Goal of the exercise
Pictures stay out; everything else in the records below is copied exactly.

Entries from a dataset
———

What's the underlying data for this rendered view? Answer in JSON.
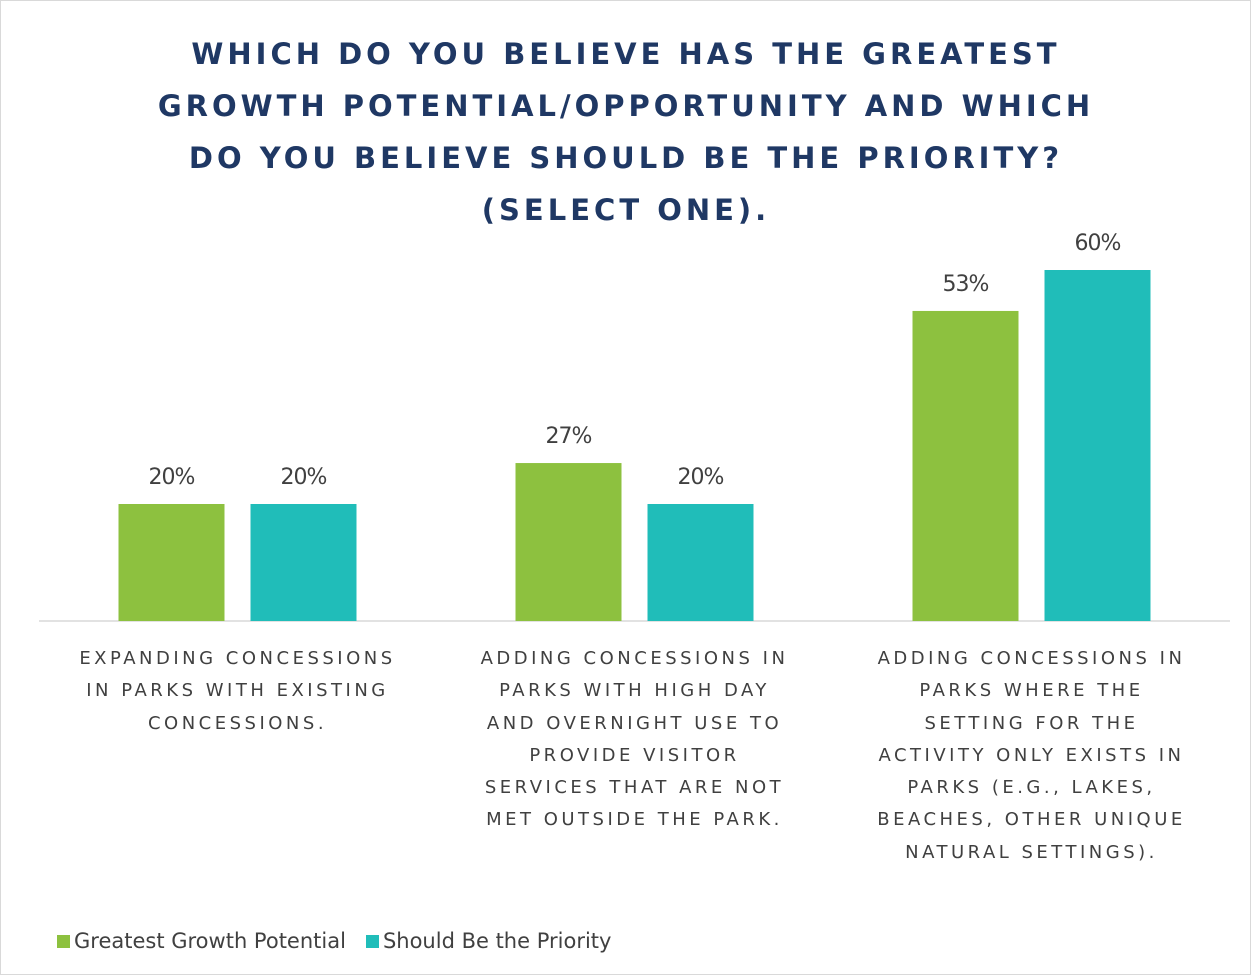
{
  "chart_data": {
    "type": "bar",
    "title": "WHICH DO YOU BELIEVE HAS THE GREATEST GROWTH POTENTIAL/OPPORTUNITY AND WHICH DO YOU BELIEVE SHOULD BE THE PRIORITY? (SELECT ONE).",
    "categories": [
      "EXPANDING CONCESSIONS IN PARKS WITH EXISTING CONCESSIONS.",
      "ADDING CONCESSIONS IN PARKS WITH HIGH DAY AND OVERNIGHT USE TO PROVIDE VISITOR SERVICES THAT ARE NOT MET OUTSIDE THE PARK.",
      "ADDING CONCESSIONS IN PARKS WHERE THE SETTING FOR THE ACTIVITY ONLY EXISTS IN PARKS (E.G., LAKES, BEACHES, OTHER UNIQUE NATURAL SETTINGS)."
    ],
    "series": [
      {
        "name": "Greatest Growth Potential",
        "color": "#8dc13f",
        "values": [
          20,
          27,
          53
        ],
        "value_labels": [
          "20%",
          "27%",
          "53%"
        ]
      },
      {
        "name": "Should Be the Priority",
        "color": "#20bdb9",
        "values": [
          20,
          20,
          60
        ],
        "value_labels": [
          "20%",
          "20%",
          "60%"
        ]
      }
    ],
    "legend": "bottom-left"
  }
}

———

Reply
What's the underlying data for this rendered view? Answer in JSON.
{
  "chart_data": {
    "type": "bar",
    "title": "WHICH DO YOU BELIEVE HAS THE GREATEST GROWTH POTENTIAL/OPPORTUNITY AND WHICH DO YOU BELIEVE SHOULD BE THE PRIORITY? (SELECT ONE).",
    "categories": [
      "EXPANDING CONCESSIONS IN PARKS WITH EXISTING CONCESSIONS.",
      "ADDING CONCESSIONS IN PARKS WITH HIGH DAY AND OVERNIGHT USE TO PROVIDE VISITOR SERVICES THAT ARE NOT MET OUTSIDE THE PARK.",
      "ADDING CONCESSIONS IN PARKS WHERE THE SETTING FOR THE ACTIVITY ONLY EXISTS IN PARKS (E.G., LAKES, BEACHES, OTHER UNIQUE NATURAL SETTINGS)."
    ],
    "series": [
      {
        "name": "Greatest Growth Potential",
        "color": "#8dc13f",
        "values": [
          20,
          27,
          53
        ],
        "value_labels": [
          "20%",
          "27%",
          "53%"
        ]
      },
      {
        "name": "Should Be the Priority",
        "color": "#20bdb9",
        "values": [
          20,
          20,
          60
        ],
        "value_labels": [
          "20%",
          "20%",
          "60%"
        ]
      }
    ],
    "legend": "bottom-left"
  }
}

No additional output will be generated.